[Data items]
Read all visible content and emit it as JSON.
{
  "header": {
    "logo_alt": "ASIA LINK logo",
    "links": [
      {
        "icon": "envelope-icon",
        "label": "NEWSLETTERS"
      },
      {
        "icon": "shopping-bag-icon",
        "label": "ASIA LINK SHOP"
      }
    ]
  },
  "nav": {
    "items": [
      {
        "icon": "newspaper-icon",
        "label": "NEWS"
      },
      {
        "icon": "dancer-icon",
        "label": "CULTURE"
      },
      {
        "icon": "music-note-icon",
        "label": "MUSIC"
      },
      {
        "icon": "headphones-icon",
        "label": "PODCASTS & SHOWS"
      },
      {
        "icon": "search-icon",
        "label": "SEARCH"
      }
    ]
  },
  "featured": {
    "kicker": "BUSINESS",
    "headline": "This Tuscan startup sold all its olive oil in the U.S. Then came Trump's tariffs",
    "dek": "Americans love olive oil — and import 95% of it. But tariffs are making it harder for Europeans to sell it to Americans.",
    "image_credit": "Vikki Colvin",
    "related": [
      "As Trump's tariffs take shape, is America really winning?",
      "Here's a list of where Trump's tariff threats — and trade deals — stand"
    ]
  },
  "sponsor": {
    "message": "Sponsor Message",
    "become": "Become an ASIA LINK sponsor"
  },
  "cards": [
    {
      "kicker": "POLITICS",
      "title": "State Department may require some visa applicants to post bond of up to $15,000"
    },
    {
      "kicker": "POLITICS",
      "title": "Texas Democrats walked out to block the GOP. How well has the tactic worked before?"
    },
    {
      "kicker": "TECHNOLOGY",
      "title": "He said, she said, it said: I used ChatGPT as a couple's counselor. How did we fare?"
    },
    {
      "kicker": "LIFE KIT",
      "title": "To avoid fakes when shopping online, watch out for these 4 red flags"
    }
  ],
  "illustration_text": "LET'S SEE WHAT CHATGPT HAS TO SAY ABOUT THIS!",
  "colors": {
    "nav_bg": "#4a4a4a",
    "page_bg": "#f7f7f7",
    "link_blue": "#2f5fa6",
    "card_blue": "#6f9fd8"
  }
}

* _WORK TO COMPLETE_:
All of the material above needs to be retyped word for word.

* _OUTPUT OF THE EXERCISE_:
Read all visible content and emit it as JSON.
{
  "header": {
    "logo_alt": "ASIA LINK logo",
    "links": [
      {
        "icon": "envelope-icon",
        "label": "NEWSLETTERS"
      },
      {
        "icon": "shopping-bag-icon",
        "label": "ASIA LINK SHOP"
      }
    ]
  },
  "nav": {
    "items": [
      {
        "icon": "newspaper-icon",
        "label": "NEWS"
      },
      {
        "icon": "dancer-icon",
        "label": "CULTURE"
      },
      {
        "icon": "music-note-icon",
        "label": "MUSIC"
      },
      {
        "icon": "headphones-icon",
        "label": "PODCASTS & SHOWS"
      },
      {
        "icon": "search-icon",
        "label": "SEARCH"
      }
    ]
  },
  "featured": {
    "kicker": "BUSINESS",
    "headline": "This Tuscan startup sold all its olive oil in the U.S. Then came Trump's tariffs",
    "dek": "Americans love olive oil — and import 95% of it. But tariffs are making it harder for Europeans to sell it to Americans.",
    "image_credit": "Vikki Colvin",
    "related": [
      "As Trump's tariffs take shape, is America really winning?",
      "Here's a list of where Trump's tariff threats — and trade deals — stand"
    ]
  },
  "sponsor": {
    "message": "Sponsor Message",
    "become": "Become an ASIA LINK sponsor"
  },
  "cards": [
    {
      "kicker": "POLITICS",
      "title": "State Department may require some visa applicants to post bond of up to $15,000"
    },
    {
      "kicker": "POLITICS",
      "title": "Texas Democrats walked out to block the GOP. How well has the tactic worked before?"
    },
    {
      "kicker": "TECHNOLOGY",
      "title": "He said, she said, it said: I used ChatGPT as a couple's counselor. How did we fare?"
    },
    {
      "kicker": "LIFE KIT",
      "title": "To avoid fakes when shopping online, watch out for these 4 red flags"
    }
  ],
  "illustration_text": "LET'S SEE WHAT CHATGPT HAS TO SAY ABOUT THIS!",
  "colors": {
    "nav_bg": "#4a4a4a",
    "page_bg": "#f7f7f7",
    "link_blue": "#2f5fa6",
    "card_blue": "#6f9fd8"
  }
}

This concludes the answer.